### Given problem
Report all lines holding "true".

### Data entries for graphics
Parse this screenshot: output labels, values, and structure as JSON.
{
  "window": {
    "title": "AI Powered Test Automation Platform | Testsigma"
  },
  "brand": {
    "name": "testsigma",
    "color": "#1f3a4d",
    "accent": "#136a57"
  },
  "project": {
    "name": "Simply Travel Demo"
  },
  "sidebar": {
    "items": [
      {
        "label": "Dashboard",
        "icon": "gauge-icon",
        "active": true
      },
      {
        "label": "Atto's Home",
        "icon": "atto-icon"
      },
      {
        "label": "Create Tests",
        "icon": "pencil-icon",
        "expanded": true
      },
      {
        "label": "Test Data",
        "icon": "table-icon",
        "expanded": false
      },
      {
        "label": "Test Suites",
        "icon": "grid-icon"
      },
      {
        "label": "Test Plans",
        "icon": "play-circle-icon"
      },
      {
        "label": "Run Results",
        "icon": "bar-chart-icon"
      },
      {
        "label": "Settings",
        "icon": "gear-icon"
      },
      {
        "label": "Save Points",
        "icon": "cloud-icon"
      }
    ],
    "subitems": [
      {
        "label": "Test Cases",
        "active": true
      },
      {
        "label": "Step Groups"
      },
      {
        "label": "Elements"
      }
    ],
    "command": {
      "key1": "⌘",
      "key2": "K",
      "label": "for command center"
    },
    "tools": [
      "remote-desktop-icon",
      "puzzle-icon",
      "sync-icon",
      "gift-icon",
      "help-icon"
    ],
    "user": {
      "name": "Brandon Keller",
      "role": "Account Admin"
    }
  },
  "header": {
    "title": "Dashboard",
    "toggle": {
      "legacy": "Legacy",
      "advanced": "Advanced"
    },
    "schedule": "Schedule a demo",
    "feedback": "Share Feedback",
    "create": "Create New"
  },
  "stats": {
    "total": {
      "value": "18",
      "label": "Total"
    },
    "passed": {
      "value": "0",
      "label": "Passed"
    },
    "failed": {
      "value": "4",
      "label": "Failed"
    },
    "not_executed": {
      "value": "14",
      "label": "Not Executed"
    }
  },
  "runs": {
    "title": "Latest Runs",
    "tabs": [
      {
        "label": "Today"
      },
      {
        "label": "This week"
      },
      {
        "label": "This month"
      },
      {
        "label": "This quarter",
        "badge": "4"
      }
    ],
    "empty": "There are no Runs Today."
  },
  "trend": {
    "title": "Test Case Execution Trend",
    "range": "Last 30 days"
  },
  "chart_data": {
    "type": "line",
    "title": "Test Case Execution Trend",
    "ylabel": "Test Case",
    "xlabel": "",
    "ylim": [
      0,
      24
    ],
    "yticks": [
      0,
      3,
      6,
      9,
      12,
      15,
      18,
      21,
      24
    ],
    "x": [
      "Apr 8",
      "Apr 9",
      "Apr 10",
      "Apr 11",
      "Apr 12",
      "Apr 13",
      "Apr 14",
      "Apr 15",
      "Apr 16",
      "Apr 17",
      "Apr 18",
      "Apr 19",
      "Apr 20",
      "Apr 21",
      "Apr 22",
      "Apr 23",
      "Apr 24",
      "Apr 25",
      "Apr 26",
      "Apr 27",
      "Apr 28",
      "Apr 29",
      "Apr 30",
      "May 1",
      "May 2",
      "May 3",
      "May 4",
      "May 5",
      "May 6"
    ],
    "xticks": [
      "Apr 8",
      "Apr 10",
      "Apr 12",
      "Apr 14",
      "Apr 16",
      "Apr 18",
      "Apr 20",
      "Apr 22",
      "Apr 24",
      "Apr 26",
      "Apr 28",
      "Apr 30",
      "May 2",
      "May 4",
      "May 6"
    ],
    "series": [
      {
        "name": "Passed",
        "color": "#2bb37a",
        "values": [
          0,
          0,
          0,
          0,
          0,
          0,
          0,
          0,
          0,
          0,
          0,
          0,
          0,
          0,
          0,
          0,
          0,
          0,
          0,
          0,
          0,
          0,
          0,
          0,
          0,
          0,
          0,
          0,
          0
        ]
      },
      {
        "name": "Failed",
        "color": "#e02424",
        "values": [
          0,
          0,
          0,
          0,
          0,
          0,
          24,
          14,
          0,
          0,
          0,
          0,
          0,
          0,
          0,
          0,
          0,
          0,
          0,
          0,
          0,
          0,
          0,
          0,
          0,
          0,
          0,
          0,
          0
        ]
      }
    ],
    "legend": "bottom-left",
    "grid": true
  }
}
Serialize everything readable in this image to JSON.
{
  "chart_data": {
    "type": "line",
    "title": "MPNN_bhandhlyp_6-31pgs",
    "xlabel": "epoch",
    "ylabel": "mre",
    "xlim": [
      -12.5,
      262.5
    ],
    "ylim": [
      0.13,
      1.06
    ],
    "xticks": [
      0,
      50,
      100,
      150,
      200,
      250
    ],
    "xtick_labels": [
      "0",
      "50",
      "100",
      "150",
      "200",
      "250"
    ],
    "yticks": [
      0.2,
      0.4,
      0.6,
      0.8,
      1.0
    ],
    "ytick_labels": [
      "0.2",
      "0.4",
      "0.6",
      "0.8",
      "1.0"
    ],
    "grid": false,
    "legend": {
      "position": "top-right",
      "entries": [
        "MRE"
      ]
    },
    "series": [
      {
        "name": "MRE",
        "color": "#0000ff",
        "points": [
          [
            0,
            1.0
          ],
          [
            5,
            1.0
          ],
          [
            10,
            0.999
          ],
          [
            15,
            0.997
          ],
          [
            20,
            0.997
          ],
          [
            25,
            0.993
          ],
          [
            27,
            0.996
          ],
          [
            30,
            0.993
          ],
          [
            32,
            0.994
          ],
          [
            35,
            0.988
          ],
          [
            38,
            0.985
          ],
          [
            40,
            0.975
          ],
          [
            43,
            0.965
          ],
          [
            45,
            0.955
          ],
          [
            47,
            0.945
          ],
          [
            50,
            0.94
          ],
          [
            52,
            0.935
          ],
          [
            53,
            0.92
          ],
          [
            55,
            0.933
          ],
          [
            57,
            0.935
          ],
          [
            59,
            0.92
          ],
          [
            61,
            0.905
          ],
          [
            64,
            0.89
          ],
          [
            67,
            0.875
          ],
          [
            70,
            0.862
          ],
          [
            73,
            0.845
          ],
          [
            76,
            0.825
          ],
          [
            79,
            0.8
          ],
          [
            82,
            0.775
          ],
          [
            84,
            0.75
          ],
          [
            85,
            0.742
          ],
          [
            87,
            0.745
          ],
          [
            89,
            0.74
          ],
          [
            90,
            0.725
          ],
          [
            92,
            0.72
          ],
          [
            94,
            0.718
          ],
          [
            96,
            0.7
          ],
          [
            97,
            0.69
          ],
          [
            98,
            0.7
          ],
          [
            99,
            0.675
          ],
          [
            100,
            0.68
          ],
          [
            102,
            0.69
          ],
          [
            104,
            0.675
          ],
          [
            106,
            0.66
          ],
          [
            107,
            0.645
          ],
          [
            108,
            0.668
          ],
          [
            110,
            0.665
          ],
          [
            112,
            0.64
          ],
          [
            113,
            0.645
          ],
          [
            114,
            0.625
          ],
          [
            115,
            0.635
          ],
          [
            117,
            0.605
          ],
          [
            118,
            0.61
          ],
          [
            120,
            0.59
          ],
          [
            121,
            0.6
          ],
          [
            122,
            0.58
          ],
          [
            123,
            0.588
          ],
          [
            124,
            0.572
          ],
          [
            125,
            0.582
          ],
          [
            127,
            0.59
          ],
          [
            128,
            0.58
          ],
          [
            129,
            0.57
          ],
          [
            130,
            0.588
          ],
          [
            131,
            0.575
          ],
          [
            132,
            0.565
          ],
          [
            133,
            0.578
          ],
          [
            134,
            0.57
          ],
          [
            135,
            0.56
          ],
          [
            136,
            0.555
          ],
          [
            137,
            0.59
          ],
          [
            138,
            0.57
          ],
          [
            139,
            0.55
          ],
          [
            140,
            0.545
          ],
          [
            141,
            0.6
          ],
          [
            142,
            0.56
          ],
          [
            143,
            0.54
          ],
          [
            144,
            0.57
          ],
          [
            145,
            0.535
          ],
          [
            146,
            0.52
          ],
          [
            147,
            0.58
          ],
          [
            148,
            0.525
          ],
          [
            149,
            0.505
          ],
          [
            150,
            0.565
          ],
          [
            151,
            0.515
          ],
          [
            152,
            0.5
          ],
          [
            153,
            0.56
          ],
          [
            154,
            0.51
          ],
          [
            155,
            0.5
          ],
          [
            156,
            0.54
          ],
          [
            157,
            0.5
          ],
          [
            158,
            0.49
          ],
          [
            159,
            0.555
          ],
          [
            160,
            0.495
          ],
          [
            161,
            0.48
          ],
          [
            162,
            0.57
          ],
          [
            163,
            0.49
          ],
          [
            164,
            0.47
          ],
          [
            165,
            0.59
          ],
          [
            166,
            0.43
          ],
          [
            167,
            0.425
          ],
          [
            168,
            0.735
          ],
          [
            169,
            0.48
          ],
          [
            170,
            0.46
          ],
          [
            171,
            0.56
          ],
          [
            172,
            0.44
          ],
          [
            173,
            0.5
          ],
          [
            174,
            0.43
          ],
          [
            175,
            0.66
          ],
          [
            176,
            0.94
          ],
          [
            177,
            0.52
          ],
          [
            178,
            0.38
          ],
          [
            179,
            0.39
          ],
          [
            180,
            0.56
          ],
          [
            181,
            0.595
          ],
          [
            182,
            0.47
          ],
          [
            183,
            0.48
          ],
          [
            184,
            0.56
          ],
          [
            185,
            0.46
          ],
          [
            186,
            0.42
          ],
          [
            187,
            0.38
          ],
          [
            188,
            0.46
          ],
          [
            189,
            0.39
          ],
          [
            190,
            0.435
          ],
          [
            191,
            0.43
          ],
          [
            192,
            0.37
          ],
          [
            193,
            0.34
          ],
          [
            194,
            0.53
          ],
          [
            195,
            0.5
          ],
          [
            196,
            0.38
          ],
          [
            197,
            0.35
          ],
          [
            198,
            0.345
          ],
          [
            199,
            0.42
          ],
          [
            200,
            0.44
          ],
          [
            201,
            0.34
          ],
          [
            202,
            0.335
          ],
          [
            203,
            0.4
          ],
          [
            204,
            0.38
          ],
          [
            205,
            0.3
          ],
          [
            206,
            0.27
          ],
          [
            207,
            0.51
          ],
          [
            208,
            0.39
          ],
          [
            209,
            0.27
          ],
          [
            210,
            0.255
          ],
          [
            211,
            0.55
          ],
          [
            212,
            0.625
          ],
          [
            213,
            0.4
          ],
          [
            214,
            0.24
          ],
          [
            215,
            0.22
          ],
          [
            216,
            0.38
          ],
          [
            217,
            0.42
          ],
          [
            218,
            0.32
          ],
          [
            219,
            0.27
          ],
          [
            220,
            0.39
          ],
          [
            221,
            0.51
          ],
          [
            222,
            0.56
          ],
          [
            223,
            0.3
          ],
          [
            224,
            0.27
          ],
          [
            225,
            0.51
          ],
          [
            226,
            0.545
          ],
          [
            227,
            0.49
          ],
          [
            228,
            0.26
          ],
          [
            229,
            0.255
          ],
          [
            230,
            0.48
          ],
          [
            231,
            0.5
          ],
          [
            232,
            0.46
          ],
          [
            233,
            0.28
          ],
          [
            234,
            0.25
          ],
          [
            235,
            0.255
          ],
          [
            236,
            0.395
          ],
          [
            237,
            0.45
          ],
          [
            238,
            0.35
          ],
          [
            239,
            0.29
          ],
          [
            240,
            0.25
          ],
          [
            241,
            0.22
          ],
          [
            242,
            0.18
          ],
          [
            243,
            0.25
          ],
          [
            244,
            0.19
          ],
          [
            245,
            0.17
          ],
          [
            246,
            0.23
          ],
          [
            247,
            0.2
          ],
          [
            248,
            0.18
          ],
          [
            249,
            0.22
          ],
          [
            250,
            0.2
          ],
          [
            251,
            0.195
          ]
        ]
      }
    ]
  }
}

### Task answer
        "active": true
        "expanded": true
        "active": true
    "grid": true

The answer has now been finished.